Data for this exercise:
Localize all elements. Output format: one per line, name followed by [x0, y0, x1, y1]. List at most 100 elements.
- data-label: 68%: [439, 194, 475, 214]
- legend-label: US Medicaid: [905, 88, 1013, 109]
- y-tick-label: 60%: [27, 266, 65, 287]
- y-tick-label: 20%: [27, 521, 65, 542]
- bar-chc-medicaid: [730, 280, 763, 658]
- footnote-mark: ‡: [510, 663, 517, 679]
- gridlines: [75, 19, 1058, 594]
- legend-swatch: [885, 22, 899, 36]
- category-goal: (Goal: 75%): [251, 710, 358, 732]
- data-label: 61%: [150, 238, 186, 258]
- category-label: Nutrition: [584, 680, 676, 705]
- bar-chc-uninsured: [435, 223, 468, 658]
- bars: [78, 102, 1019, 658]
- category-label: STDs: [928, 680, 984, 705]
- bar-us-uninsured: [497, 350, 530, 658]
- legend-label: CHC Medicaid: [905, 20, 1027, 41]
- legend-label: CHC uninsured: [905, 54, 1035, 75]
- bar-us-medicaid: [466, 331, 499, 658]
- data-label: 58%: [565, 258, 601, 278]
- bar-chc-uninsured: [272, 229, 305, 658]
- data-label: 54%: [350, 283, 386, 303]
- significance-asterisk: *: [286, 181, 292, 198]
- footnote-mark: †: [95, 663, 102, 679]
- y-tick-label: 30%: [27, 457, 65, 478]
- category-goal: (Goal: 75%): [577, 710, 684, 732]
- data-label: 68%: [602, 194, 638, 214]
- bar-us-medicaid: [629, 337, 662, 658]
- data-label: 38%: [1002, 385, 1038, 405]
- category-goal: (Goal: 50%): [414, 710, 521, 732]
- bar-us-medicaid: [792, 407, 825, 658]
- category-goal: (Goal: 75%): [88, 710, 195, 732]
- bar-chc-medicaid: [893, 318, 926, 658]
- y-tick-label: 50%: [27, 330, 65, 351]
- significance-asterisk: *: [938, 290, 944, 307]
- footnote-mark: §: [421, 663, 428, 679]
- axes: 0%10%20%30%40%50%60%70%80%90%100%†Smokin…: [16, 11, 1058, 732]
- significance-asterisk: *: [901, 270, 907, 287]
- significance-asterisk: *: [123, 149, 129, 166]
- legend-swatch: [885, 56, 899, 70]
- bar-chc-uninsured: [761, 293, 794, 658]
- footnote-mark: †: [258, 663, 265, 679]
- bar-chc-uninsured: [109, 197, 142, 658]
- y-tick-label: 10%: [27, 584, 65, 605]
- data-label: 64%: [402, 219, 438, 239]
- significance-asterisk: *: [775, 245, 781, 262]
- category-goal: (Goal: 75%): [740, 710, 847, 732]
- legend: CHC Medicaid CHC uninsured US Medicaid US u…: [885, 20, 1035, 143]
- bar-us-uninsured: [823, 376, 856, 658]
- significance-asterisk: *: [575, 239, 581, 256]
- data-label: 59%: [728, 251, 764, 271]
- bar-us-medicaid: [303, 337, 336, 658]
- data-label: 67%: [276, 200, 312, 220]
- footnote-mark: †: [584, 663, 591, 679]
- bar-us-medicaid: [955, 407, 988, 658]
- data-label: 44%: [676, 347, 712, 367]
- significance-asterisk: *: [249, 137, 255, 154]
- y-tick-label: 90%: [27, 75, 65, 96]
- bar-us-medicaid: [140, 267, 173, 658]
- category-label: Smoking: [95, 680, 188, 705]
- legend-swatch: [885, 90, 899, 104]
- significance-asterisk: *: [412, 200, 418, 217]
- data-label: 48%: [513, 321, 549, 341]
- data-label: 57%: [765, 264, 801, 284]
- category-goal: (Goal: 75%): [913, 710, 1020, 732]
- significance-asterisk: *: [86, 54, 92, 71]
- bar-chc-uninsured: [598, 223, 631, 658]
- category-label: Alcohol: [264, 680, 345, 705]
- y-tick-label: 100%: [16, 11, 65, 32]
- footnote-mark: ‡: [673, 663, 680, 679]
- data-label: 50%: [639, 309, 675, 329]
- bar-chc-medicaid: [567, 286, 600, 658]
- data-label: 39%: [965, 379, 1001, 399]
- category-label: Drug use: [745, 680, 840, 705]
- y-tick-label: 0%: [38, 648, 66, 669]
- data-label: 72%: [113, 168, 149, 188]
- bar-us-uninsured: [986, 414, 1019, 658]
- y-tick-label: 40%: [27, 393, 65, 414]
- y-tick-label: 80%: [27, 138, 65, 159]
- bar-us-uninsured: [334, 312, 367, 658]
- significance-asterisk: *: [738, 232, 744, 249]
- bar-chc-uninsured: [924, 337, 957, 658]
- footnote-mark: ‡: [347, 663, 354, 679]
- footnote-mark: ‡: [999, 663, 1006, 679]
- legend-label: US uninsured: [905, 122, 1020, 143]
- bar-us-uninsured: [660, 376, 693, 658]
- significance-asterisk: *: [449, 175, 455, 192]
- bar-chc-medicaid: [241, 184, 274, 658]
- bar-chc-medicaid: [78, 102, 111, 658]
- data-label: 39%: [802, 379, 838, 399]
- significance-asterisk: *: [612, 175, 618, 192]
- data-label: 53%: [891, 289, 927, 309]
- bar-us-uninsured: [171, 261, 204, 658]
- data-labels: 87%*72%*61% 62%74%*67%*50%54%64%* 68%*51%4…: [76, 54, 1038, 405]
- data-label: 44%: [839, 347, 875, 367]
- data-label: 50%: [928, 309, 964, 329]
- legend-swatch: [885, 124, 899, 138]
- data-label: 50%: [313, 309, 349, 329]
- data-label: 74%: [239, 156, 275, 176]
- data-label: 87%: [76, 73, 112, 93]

Task objective: Reproduce the material in full, swapping each occurrence of "legend-swatch" for "legend-marker" and leaving everything else untouched.

Output below:
Localize all elements. Output format: one per line, name followed by [x0, y0, x1, y1]. List at most 100 elements.
- data-label: 68%: [439, 194, 475, 214]
- legend-label: US Medicaid: [905, 88, 1013, 109]
- y-tick-label: 60%: [27, 266, 65, 287]
- y-tick-label: 20%: [27, 521, 65, 542]
- bar-chc-medicaid: [730, 280, 763, 658]
- footnote-mark: ‡: [510, 663, 517, 679]
- gridlines: [75, 19, 1058, 594]
- legend-marker: [885, 22, 899, 36]
- category-goal: (Goal: 75%): [251, 710, 358, 732]
- data-label: 61%: [150, 238, 186, 258]
- category-label: Nutrition: [584, 680, 676, 705]
- bar-chc-uninsured: [435, 223, 468, 658]
- bars: [78, 102, 1019, 658]
- category-label: STDs: [928, 680, 984, 705]
- bar-us-uninsured: [497, 350, 530, 658]
- legend-label: CHC Medicaid: [905, 20, 1027, 41]
- legend-label: CHC uninsured: [905, 54, 1035, 75]
- bar-us-medicaid: [466, 331, 499, 658]
- data-label: 58%: [565, 258, 601, 278]
- bar-chc-uninsured: [272, 229, 305, 658]
- data-label: 54%: [350, 283, 386, 303]
- significance-asterisk: *: [286, 181, 292, 198]
- footnote-mark: †: [95, 663, 102, 679]
- y-tick-label: 30%: [27, 457, 65, 478]
- category-goal: (Goal: 75%): [577, 710, 684, 732]
- data-label: 68%: [602, 194, 638, 214]
- bar-us-medicaid: [629, 337, 662, 658]
- data-label: 38%: [1002, 385, 1038, 405]
- category-goal: (Goal: 50%): [414, 710, 521, 732]
- bar-us-medicaid: [792, 407, 825, 658]
- category-goal: (Goal: 75%): [88, 710, 195, 732]
- bar-chc-medicaid: [893, 318, 926, 658]
- y-tick-label: 50%: [27, 330, 65, 351]
- significance-asterisk: *: [938, 290, 944, 307]
- footnote-mark: §: [421, 663, 428, 679]
- axes: 0%10%20%30%40%50%60%70%80%90%100%†Smokin…: [16, 11, 1058, 732]
- significance-asterisk: *: [901, 270, 907, 287]
- significance-asterisk: *: [123, 149, 129, 166]
- legend-marker: [885, 56, 899, 70]
- bar-chc-uninsured: [761, 293, 794, 658]
- footnote-mark: †: [258, 663, 265, 679]
- bar-chc-uninsured: [109, 197, 142, 658]
- y-tick-label: 10%: [27, 584, 65, 605]
- data-label: 64%: [402, 219, 438, 239]
- significance-asterisk: *: [775, 245, 781, 262]
- category-goal: (Goal: 75%): [740, 710, 847, 732]
- legend: CHC Medicaid CHC uninsured US Medicaid US u…: [885, 20, 1035, 143]
- bar-us-uninsured: [823, 376, 856, 658]
- significance-asterisk: *: [575, 239, 581, 256]
- data-label: 59%: [728, 251, 764, 271]
- bar-us-medicaid: [303, 337, 336, 658]
- data-label: 67%: [276, 200, 312, 220]
- footnote-mark: †: [584, 663, 591, 679]
- bar-us-medicaid: [955, 407, 988, 658]
- data-label: 44%: [676, 347, 712, 367]
- significance-asterisk: *: [249, 137, 255, 154]
- y-tick-label: 90%: [27, 75, 65, 96]
- bar-us-medicaid: [140, 267, 173, 658]
- category-label: Smoking: [95, 680, 188, 705]
- legend-marker: [885, 90, 899, 104]
- significance-asterisk: *: [412, 200, 418, 217]
- data-label: 48%: [513, 321, 549, 341]
- data-label: 57%: [765, 264, 801, 284]
- category-goal: (Goal: 75%): [913, 710, 1020, 732]
- significance-asterisk: *: [86, 54, 92, 71]
- bar-chc-uninsured: [598, 223, 631, 658]
- category-label: Alcohol: [264, 680, 345, 705]
- y-tick-label: 100%: [16, 11, 65, 32]
- footnote-mark: ‡: [673, 663, 680, 679]
- data-label: 50%: [639, 309, 675, 329]
- bar-chc-medicaid: [567, 286, 600, 658]
- data-label: 39%: [965, 379, 1001, 399]
- category-label: Drug use: [745, 680, 840, 705]
- y-tick-label: 0%: [38, 648, 66, 669]
- data-label: 72%: [113, 168, 149, 188]
- bar-us-uninsured: [986, 414, 1019, 658]
- y-tick-label: 40%: [27, 393, 65, 414]
- y-tick-label: 80%: [27, 138, 65, 159]
- bar-us-uninsured: [334, 312, 367, 658]
- significance-asterisk: *: [738, 232, 744, 249]
- bar-chc-uninsured: [924, 337, 957, 658]
- footnote-mark: ‡: [347, 663, 354, 679]
- footnote-mark: ‡: [999, 663, 1006, 679]
- legend-label: US uninsured: [905, 122, 1020, 143]
- bar-us-uninsured: [660, 376, 693, 658]
- significance-asterisk: *: [449, 175, 455, 192]
- bar-chc-medicaid: [241, 184, 274, 658]
- bar-chc-medicaid: [78, 102, 111, 658]
- data-label: 39%: [802, 379, 838, 399]
- significance-asterisk: *: [612, 175, 618, 192]
- data-label: 53%: [891, 289, 927, 309]
- bar-us-uninsured: [171, 261, 204, 658]
- data-labels: 87%*72%*61% 62%74%*67%*50%54%64%* 68%*51%4…: [76, 54, 1038, 405]
- data-label: 44%: [839, 347, 875, 367]
- data-label: 50%: [928, 309, 964, 329]
- legend-marker: [885, 124, 899, 138]
- data-label: 50%: [313, 309, 349, 329]
- data-label: 74%: [239, 156, 275, 176]
- data-label: 87%: [76, 73, 112, 93]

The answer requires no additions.